**TASK:**
Return each line of the data below verbatim; pictures are to be left out.
— BEGIN RECORDS SHOWN —
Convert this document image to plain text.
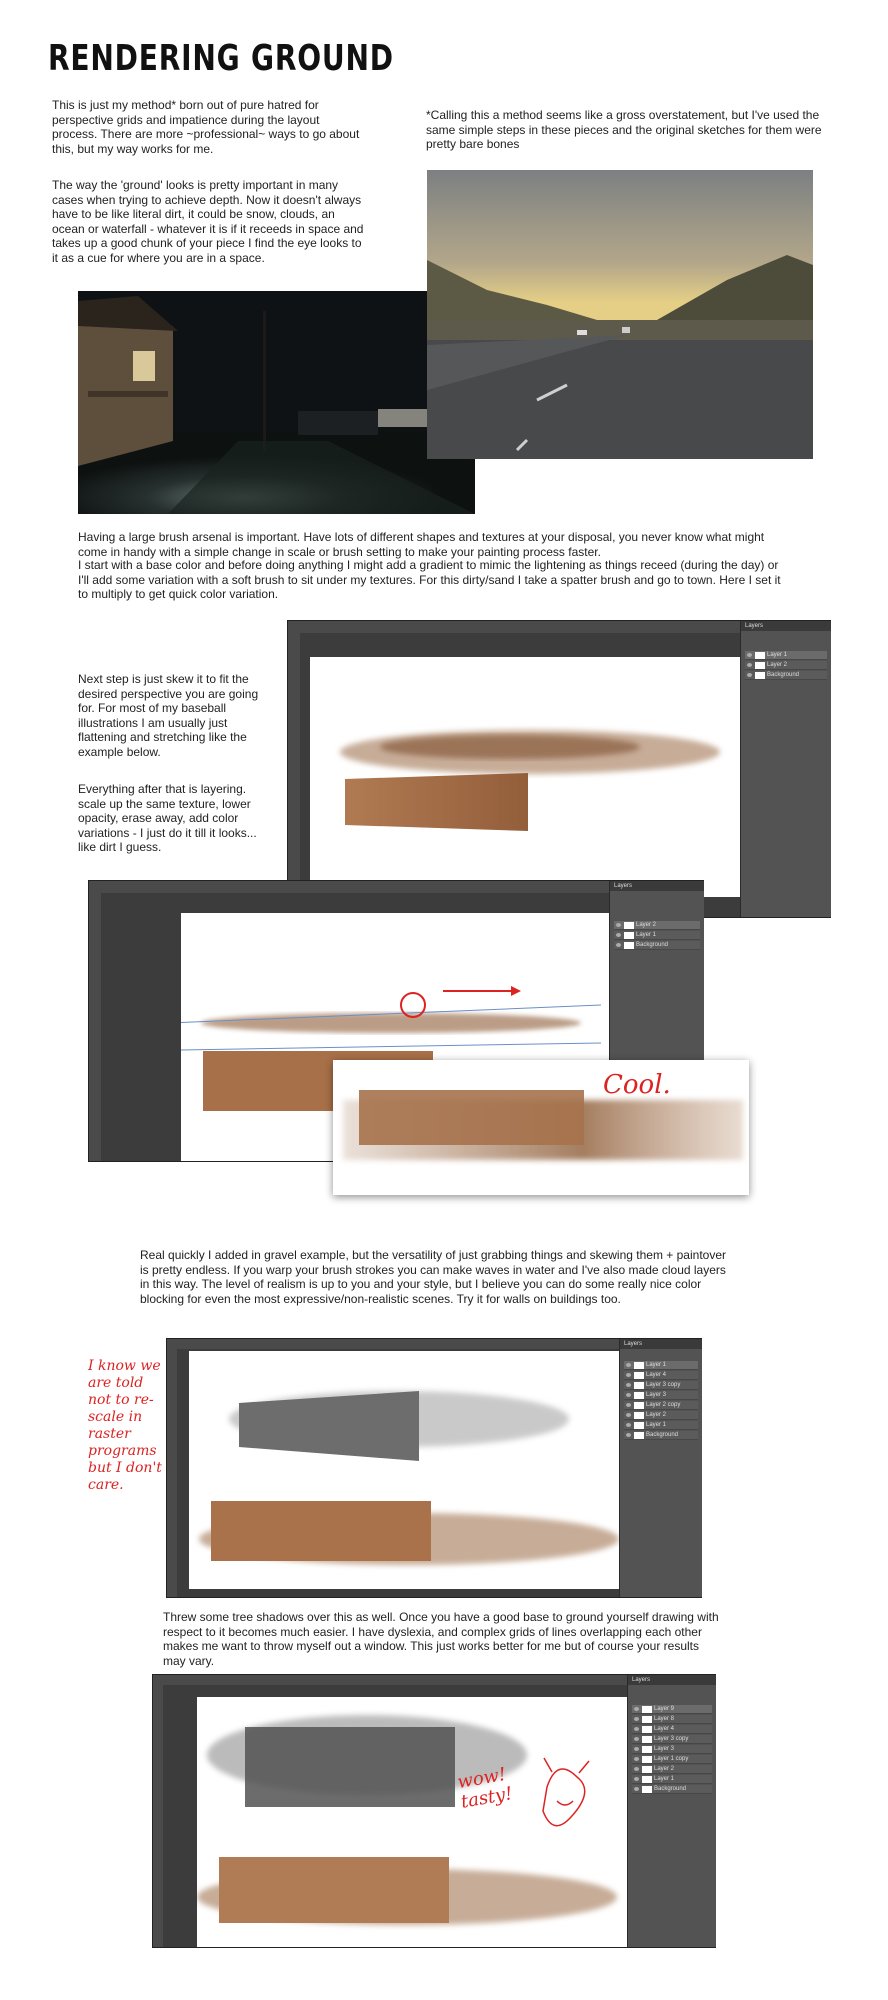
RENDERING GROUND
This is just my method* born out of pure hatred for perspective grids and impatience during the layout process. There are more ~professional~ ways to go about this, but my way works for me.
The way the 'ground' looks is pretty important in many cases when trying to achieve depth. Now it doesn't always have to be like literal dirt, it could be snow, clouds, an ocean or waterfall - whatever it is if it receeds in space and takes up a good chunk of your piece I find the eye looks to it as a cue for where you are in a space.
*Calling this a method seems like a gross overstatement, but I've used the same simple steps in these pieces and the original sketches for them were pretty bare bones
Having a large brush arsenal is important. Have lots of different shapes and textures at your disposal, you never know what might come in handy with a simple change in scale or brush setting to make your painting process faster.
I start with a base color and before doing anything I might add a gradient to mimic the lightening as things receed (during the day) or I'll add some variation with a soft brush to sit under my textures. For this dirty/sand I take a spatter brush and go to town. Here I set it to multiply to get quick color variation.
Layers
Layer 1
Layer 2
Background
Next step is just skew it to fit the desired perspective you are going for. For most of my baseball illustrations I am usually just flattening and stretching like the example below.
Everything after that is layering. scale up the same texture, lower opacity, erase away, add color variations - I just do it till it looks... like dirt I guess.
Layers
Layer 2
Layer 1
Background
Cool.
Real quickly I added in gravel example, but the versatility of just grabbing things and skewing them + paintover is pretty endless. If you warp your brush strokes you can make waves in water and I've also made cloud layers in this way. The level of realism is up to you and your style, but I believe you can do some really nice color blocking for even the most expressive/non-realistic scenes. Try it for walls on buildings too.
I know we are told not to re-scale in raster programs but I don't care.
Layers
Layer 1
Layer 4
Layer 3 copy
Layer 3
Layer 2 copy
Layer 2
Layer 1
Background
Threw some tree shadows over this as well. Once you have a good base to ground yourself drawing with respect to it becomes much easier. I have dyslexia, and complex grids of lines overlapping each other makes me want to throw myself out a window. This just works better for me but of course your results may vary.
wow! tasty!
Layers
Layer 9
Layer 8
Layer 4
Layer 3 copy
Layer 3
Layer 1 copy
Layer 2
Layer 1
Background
— END RECORDS SHOWN —
**ANSWER BELOW:**
Convert this document image to plain text.
RENDERING GROUND
This is just my method* born out of pure hatred for perspective grids and impatience during the layout process. There are more ~professional~ ways to go about this, but my way works for me.
The way the 'ground' looks is pretty important in many cases when trying to achieve depth. Now it doesn't always have to be like literal dirt, it could be snow, clouds, an ocean or waterfall - whatever it is if it receeds in space and takes up a good chunk of your piece I find the eye looks to it as a cue for where you are in a space.
*Calling this a method seems like a gross overstatement, but I've used the same simple steps in these pieces and the original sketches for them were pretty bare bones
Having a large brush arsenal is important. Have lots of different shapes and textures at your disposal, you never know what might come in handy with a simple change in scale or brush setting to make your painting process faster.
I start with a base color and before doing anything I might add a gradient to mimic the lightening as things receed (during the day) or I'll add some variation with a soft brush to sit under my textures. For this dirty/sand I take a spatter brush and go to town. Here I set it to multiply to get quick color variation.
Layers
Layer 1
Layer 2
Background
Next step is just skew it to fit the desired perspective you are going for. For most of my baseball illustrations I am usually just flattening and stretching like the example below.
Everything after that is layering. scale up the same texture, lower opacity, erase away, add color variations - I just do it till it looks... like dirt I guess.
Layers
Layer 2
Layer 1
Background
Cool.
Real quickly I added in gravel example, but the versatility of just grabbing things and skewing them + paintover is pretty endless. If you warp your brush strokes you can make waves in water and I've also made cloud layers in this way. The level of realism is up to you and your style, but I believe you can do some really nice color blocking for even the most expressive/non-realistic scenes. Try it for walls on buildings too.
I know we are told not to re-scale in raster programs but I don't care.
Layers
Layer 1
Layer 4
Layer 3 copy
Layer 3
Layer 2 copy
Layer 2
Layer 1
Background
Threw some tree shadows over this as well. Once you have a good base to ground yourself drawing with respect to it becomes much easier. I have dyslexia, and complex grids of lines overlapping each other makes me want to throw myself out a window. This just works better for me but of course your results may vary.
wow! tasty!
Layers
Layer 9
Layer 8
Layer 4
Layer 3 copy
Layer 3
Layer 1 copy
Layer 2
Layer 1
Background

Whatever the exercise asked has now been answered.